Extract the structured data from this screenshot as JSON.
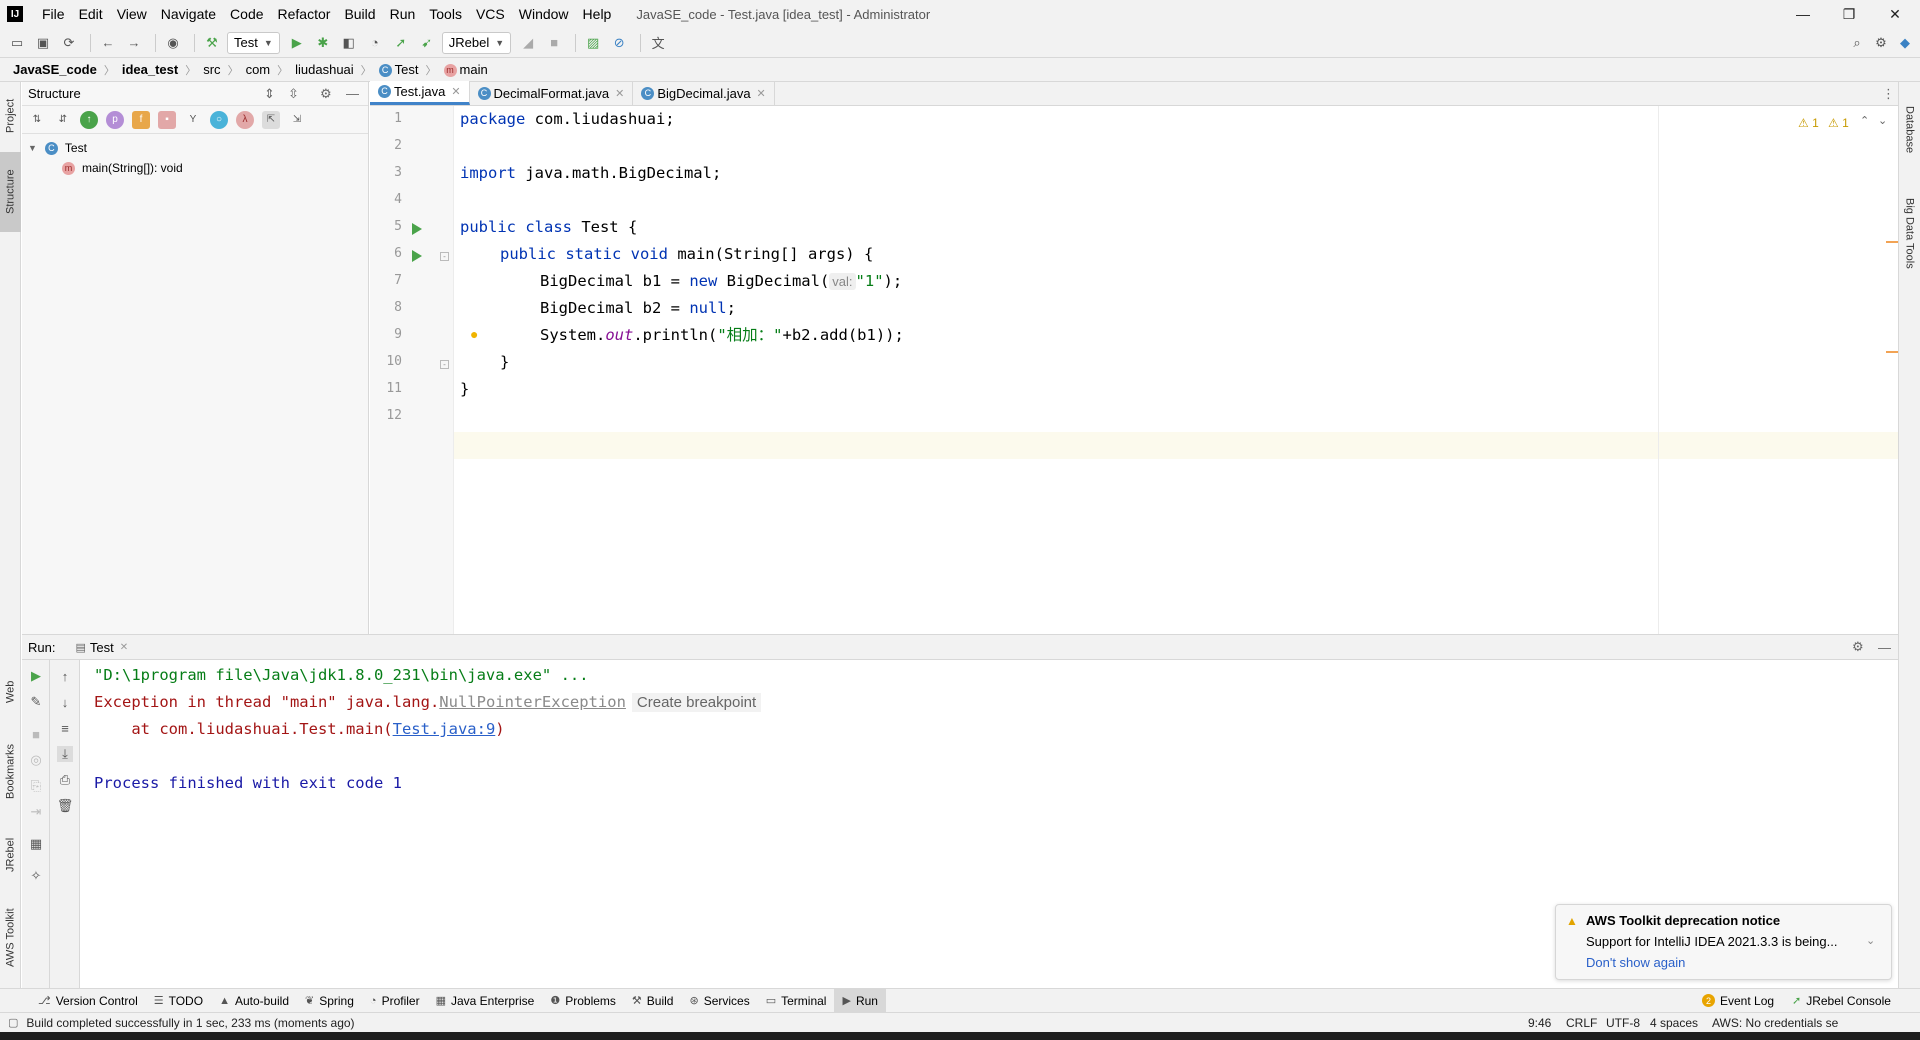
{
  "window": {
    "title": "JavaSE_code - Test.java [idea_test] - Administrator",
    "controls": {
      "minimize": "—",
      "maximize": "❐",
      "close": "✕"
    }
  },
  "menu": [
    "File",
    "Edit",
    "View",
    "Navigate",
    "Code",
    "Refactor",
    "Build",
    "Run",
    "Tools",
    "VCS",
    "Window",
    "Help"
  ],
  "toolbar": {
    "run_config": "Test",
    "jrebel": "JRebel"
  },
  "breadcrumb": [
    "JavaSE_code",
    "idea_test",
    "src",
    "com",
    "liudashuai",
    "Test",
    "main"
  ],
  "left_stripe": [
    "Project",
    "Structure",
    "Web",
    "Bookmarks",
    "JRebel",
    "AWS Toolkit"
  ],
  "right_stripe": [
    "Database",
    "Big Data Tools"
  ],
  "structure": {
    "title": "Structure",
    "tree": [
      {
        "label": "Test",
        "kind": "class"
      },
      {
        "label": "main(String[]): void",
        "kind": "method"
      }
    ]
  },
  "editor": {
    "tabs": [
      {
        "label": "Test.java",
        "active": true
      },
      {
        "label": "DecimalFormat.java",
        "active": false
      },
      {
        "label": "BigDecimal.java",
        "active": false
      }
    ],
    "inspections": {
      "warnings": "1",
      "weak_warnings": "1"
    },
    "line_numbers": [
      "1",
      "2",
      "3",
      "4",
      "5",
      "6",
      "7",
      "8",
      "9",
      "10",
      "11",
      "12"
    ],
    "code": {
      "l1_kw": "package",
      "l1_rest": " com.liudashuai;",
      "l3_kw": "import",
      "l3_rest": " java.math.BigDecimal;",
      "l5_kw": "public class",
      "l5_rest": " Test {",
      "l6_kw": "public static void",
      "l6_rest": " main(String[] args) {",
      "l7_a": "BigDecimal b1 = ",
      "l7_kw": "new",
      "l7_b": " BigDecimal(",
      "l7_hint": "val:",
      "l7_str": "\"1\"",
      "l7_c": ");",
      "l8_a": "BigDecimal b2 = ",
      "l8_kw": "null",
      "l8_b": ";",
      "l9_a": "System.",
      "l9_fld": "out",
      "l9_b": ".println(",
      "l9_str": "\"相加：\"",
      "l9_c": "+b2.add(b1));",
      "l10": "}",
      "l11": "}"
    }
  },
  "run": {
    "label": "Run:",
    "tab": "Test",
    "console": {
      "cmd": "\"D:\\1program file\\Java\\jdk1.8.0_231\\bin\\java.exe\" ...",
      "exc_prefix": "Exception in thread \"main\" java.lang.",
      "exc_name": "NullPointerException",
      "exc_action": "Create breakpoint",
      "at_prefix": "    at com.liudashuai.Test.main(",
      "at_link": "Test.java:9",
      "at_suffix": ")",
      "finished": "Process finished with exit code 1"
    }
  },
  "notification": {
    "title": "AWS Toolkit deprecation notice",
    "body": "Support for IntelliJ IDEA 2021.3.3 is being...",
    "action": "Don't show again"
  },
  "bottom_tools": [
    "Version Control",
    "TODO",
    "Auto-build",
    "Spring",
    "Profiler",
    "Java Enterprise",
    "Problems",
    "Build",
    "Services",
    "Terminal",
    "Run"
  ],
  "bottom_right": {
    "event_log": "Event Log",
    "event_count": "2",
    "jrebel_console": "JRebel Console"
  },
  "status": {
    "message": "Build completed successfully in 1 sec, 233 ms (moments ago)",
    "position": "9:46",
    "line_sep": "CRLF",
    "encoding": "UTF-8",
    "indent": "4 spaces",
    "aws": "AWS: No credentials se"
  },
  "colors": {
    "keyword": "#0033b3",
    "string": "#067d17",
    "error_red": "#a31515",
    "link": "#2a60c9",
    "tab_underline": "#4083c9"
  }
}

• [Short problem] Reproduce the whole listing word for word, setting aside any pictures.

• [Worked answer]
Extract the structured data from this screenshot as JSON.
{
  "window": {
    "title": "JavaSE_code - Test.java [idea_test] - Administrator",
    "controls": {
      "minimize": "—",
      "maximize": "❐",
      "close": "✕"
    }
  },
  "menu": [
    "File",
    "Edit",
    "View",
    "Navigate",
    "Code",
    "Refactor",
    "Build",
    "Run",
    "Tools",
    "VCS",
    "Window",
    "Help"
  ],
  "toolbar": {
    "run_config": "Test",
    "jrebel": "JRebel"
  },
  "breadcrumb": [
    "JavaSE_code",
    "idea_test",
    "src",
    "com",
    "liudashuai",
    "Test",
    "main"
  ],
  "left_stripe": [
    "Project",
    "Structure",
    "Web",
    "Bookmarks",
    "JRebel",
    "AWS Toolkit"
  ],
  "right_stripe": [
    "Database",
    "Big Data Tools"
  ],
  "structure": {
    "title": "Structure",
    "tree": [
      {
        "label": "Test",
        "kind": "class"
      },
      {
        "label": "main(String[]): void",
        "kind": "method"
      }
    ]
  },
  "editor": {
    "tabs": [
      {
        "label": "Test.java",
        "active": true
      },
      {
        "label": "DecimalFormat.java",
        "active": false
      },
      {
        "label": "BigDecimal.java",
        "active": false
      }
    ],
    "inspections": {
      "warnings": "1",
      "weak_warnings": "1"
    },
    "line_numbers": [
      "1",
      "2",
      "3",
      "4",
      "5",
      "6",
      "7",
      "8",
      "9",
      "10",
      "11",
      "12"
    ],
    "code": {
      "l1_kw": "package",
      "l1_rest": " com.liudashuai;",
      "l3_kw": "import",
      "l3_rest": " java.math.BigDecimal;",
      "l5_kw": "public class",
      "l5_rest": " Test {",
      "l6_kw": "public static void",
      "l6_rest": " main(String[] args) {",
      "l7_a": "BigDecimal b1 = ",
      "l7_kw": "new",
      "l7_b": " BigDecimal(",
      "l7_hint": "val:",
      "l7_str": "\"1\"",
      "l7_c": ");",
      "l8_a": "BigDecimal b2 = ",
      "l8_kw": "null",
      "l8_b": ";",
      "l9_a": "System.",
      "l9_fld": "out",
      "l9_b": ".println(",
      "l9_str": "\"相加：\"",
      "l9_c": "+b2.add(b1));",
      "l10": "}",
      "l11": "}"
    }
  },
  "run": {
    "label": "Run:",
    "tab": "Test",
    "console": {
      "cmd": "\"D:\\1program file\\Java\\jdk1.8.0_231\\bin\\java.exe\" ...",
      "exc_prefix": "Exception in thread \"main\" java.lang.",
      "exc_name": "NullPointerException",
      "exc_action": "Create breakpoint",
      "at_prefix": "    at com.liudashuai.Test.main(",
      "at_link": "Test.java:9",
      "at_suffix": ")",
      "finished": "Process finished with exit code 1"
    }
  },
  "notification": {
    "title": "AWS Toolkit deprecation notice",
    "body": "Support for IntelliJ IDEA 2021.3.3 is being...",
    "action": "Don't show again"
  },
  "bottom_tools": [
    "Version Control",
    "TODO",
    "Auto-build",
    "Spring",
    "Profiler",
    "Java Enterprise",
    "Problems",
    "Build",
    "Services",
    "Terminal",
    "Run"
  ],
  "bottom_right": {
    "event_log": "Event Log",
    "event_count": "2",
    "jrebel_console": "JRebel Console"
  },
  "status": {
    "message": "Build completed successfully in 1 sec, 233 ms (moments ago)",
    "position": "9:46",
    "line_sep": "CRLF",
    "encoding": "UTF-8",
    "indent": "4 spaces",
    "aws": "AWS: No credentials se"
  },
  "colors": {
    "keyword": "#0033b3",
    "string": "#067d17",
    "error_red": "#a31515",
    "link": "#2a60c9",
    "tab_underline": "#4083c9"
  }
}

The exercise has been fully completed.